# What this task involves
Return all the entries exactly, keeping pictures out.

# Provided entries

++++++++++++++++++++

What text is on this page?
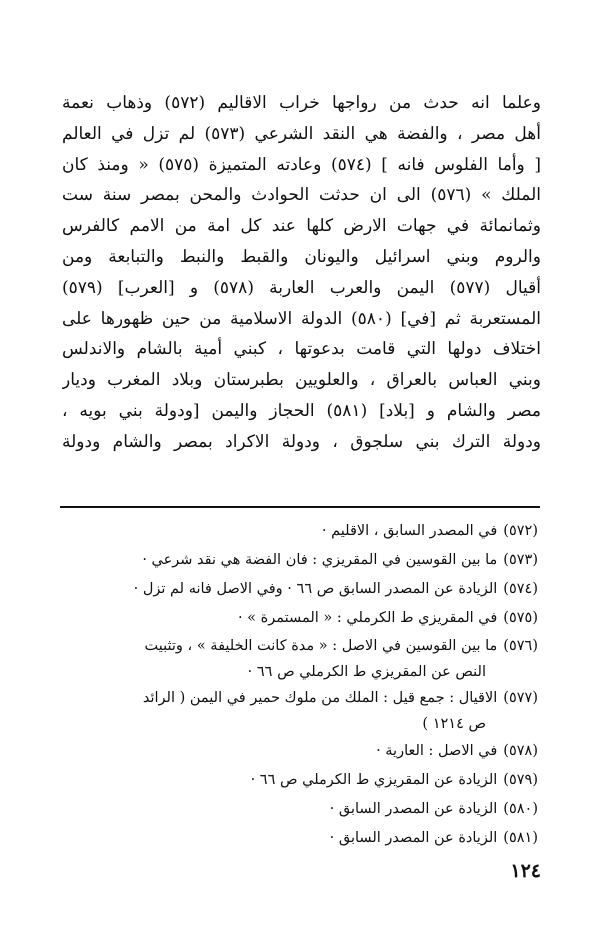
وعلما انه حدث من رواجها خراب الاقاليم (٥٧٢) وذهاب نعمة
أهل مصر ، والفضة هي النقد الشرعي (٥٧٣) لم تزل في العالم
[ وأما الفلوس فانه ] (٥٧٤) وعادته المتميزة (٥٧٥) « ومنذ كان
الملك » (٥٧٦) الى ان حدثت الحوادث والمحن بمصر سنة ست
وثمانمائة في جهات الارض كلها عند كل امة من الامم كالفرس
والروم وبني اسرائيل واليونان والقبط والنبط والتبابعة ومن
أقيال (٥٧٧) اليمن والعرب العاربة (٥٧٨) و [العرب] (٥٧٩)
المستعربة ثم [في] (٥٨٠) الدولة الاسلامية من حين ظهورها على
اختلاف دولها التي قامت بدعوتها ، كبني أمية بالشام والاندلس
وبني العباس بالعراق ، والعلويين بطبرستان وبلاد المغرب وديار
مصر والشام و [بلاد] (٥٨١) الحجاز واليمن [ودولة بني بويه ،
ودولة الترك بني سلجوق ، ودولة الاكراد بمصر والشام ودولة
(٥٧٢)في المصدر السابق ، الاقليم ·
(٥٧٣)ما بين القوسين في المقريزي : فان الفضة هي نقد شرعي ·
(٥٧٤)الزيادة عن المصدر السابق ص ٦٦ · وفي الاصل فانه لم تزل ·
(٥٧٥)في المقريزي ط الكرملي : « المستمرة » ·
(٥٧٦)ما بين القوسين في الاصل : « مدة كانت الخليفة » ، وتثبيت
النص عن المقريزي ط الكرملي ص ٦٦ ·
(٥٧٧)الاقيال : جمع قيل : الملك من ملوك حمير في اليمن ( الرائد
ص ١٢١٤ )
(٥٧٨)في الاصل : العارية ·
(٥٧٩)الزيادة عن المقريزي ط الكرملي ص ٦٦ ·
(٥٨٠)الزيادة عن المصدر السابق ·
(٥٨١)الزيادة عن المصدر السابق ·
١٢٤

++++++++++++++++++++

# The result
What text is on this page?
وعلما انه حدث من رواجها خراب الاقاليم (٥٧٢) وذهاب نعمة
أهل مصر ، والفضة هي النقد الشرعي (٥٧٣) لم تزل في العالم
[ وأما الفلوس فانه ] (٥٧٤) وعادته المتميزة (٥٧٥) « ومنذ كان
الملك » (٥٧٦) الى ان حدثت الحوادث والمحن بمصر سنة ست
وثمانمائة في جهات الارض كلها عند كل امة من الامم كالفرس
والروم وبني اسرائيل واليونان والقبط والنبط والتبابعة ومن
أقيال (٥٧٧) اليمن والعرب العاربة (٥٧٨) و [العرب] (٥٧٩)
المستعربة ثم [في] (٥٨٠) الدولة الاسلامية من حين ظهورها على
اختلاف دولها التي قامت بدعوتها ، كبني أمية بالشام والاندلس
وبني العباس بالعراق ، والعلويين بطبرستان وبلاد المغرب وديار
مصر والشام و [بلاد] (٥٨١) الحجاز واليمن [ودولة بني بويه ،
ودولة الترك بني سلجوق ، ودولة الاكراد بمصر والشام ودولة
(٥٧٢)في المصدر السابق ، الاقليم ·
(٥٧٣)ما بين القوسين في المقريزي : فان الفضة هي نقد شرعي ·
(٥٧٤)الزيادة عن المصدر السابق ص ٦٦ · وفي الاصل فانه لم تزل ·
(٥٧٥)في المقريزي ط الكرملي : « المستمرة » ·
(٥٧٦)ما بين القوسين في الاصل : « مدة كانت الخليفة » ، وتثبيت
النص عن المقريزي ط الكرملي ص ٦٦ ·
(٥٧٧)الاقيال : جمع قيل : الملك من ملوك حمير في اليمن ( الرائد
ص ١٢١٤ )
(٥٧٨)في الاصل : العارية ·
(٥٧٩)الزيادة عن المقريزي ط الكرملي ص ٦٦ ·
(٥٨٠)الزيادة عن المصدر السابق ·
(٥٨١)الزيادة عن المصدر السابق ·
١٢٤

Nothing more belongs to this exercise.